> **Task instructions**: The records below must be retyped exactly.

** begin Dataset content **

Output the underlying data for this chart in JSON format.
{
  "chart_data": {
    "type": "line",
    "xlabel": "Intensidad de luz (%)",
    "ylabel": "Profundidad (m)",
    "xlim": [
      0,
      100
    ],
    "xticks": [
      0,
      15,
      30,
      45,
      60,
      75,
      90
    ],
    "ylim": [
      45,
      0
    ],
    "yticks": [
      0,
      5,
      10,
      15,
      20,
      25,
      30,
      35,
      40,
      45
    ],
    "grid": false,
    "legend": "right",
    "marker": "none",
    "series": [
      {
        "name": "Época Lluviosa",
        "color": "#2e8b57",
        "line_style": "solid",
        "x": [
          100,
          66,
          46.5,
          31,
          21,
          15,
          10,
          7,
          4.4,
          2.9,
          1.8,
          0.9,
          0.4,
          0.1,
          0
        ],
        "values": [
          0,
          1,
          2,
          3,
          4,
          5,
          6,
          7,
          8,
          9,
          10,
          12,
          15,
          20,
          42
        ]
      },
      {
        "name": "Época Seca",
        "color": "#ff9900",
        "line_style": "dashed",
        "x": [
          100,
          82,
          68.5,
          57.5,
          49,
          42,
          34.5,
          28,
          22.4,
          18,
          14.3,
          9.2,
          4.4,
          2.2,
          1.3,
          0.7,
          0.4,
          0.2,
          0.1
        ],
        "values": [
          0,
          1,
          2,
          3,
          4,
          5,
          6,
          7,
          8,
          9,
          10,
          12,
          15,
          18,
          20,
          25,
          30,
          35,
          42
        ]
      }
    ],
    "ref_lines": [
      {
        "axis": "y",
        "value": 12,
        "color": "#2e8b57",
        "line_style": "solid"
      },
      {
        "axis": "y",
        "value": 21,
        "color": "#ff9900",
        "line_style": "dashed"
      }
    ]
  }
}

** end Dataset content **

> **Complete response**:
Output the underlying data for this chart in JSON format.
{
  "chart_data": {
    "type": "line",
    "xlabel": "Intensidad de luz (%)",
    "ylabel": "Profundidad (m)",
    "xlim": [
      0,
      100
    ],
    "xticks": [
      0,
      15,
      30,
      45,
      60,
      75,
      90
    ],
    "ylim": [
      45,
      0
    ],
    "yticks": [
      0,
      5,
      10,
      15,
      20,
      25,
      30,
      35,
      40,
      45
    ],
    "grid": false,
    "legend": "right",
    "marker": "none",
    "series": [
      {
        "name": "Época Lluviosa",
        "color": "#2e8b57",
        "line_style": "solid",
        "x": [
          100,
          66,
          46.5,
          31,
          21,
          15,
          10,
          7,
          4.4,
          2.9,
          1.8,
          0.9,
          0.4,
          0.1,
          0
        ],
        "values": [
          0,
          1,
          2,
          3,
          4,
          5,
          6,
          7,
          8,
          9,
          10,
          12,
          15,
          20,
          42
        ]
      },
      {
        "name": "Época Seca",
        "color": "#ff9900",
        "line_style": "dashed",
        "x": [
          100,
          82,
          68.5,
          57.5,
          49,
          42,
          34.5,
          28,
          22.4,
          18,
          14.3,
          9.2,
          4.4,
          2.2,
          1.3,
          0.7,
          0.4,
          0.2,
          0.1
        ],
        "values": [
          0,
          1,
          2,
          3,
          4,
          5,
          6,
          7,
          8,
          9,
          10,
          12,
          15,
          18,
          20,
          25,
          30,
          35,
          42
        ]
      }
    ],
    "ref_lines": [
      {
        "axis": "y",
        "value": 12,
        "color": "#2e8b57",
        "line_style": "solid"
      },
      {
        "axis": "y",
        "value": 21,
        "color": "#ff9900",
        "line_style": "dashed"
      }
    ]
  }
}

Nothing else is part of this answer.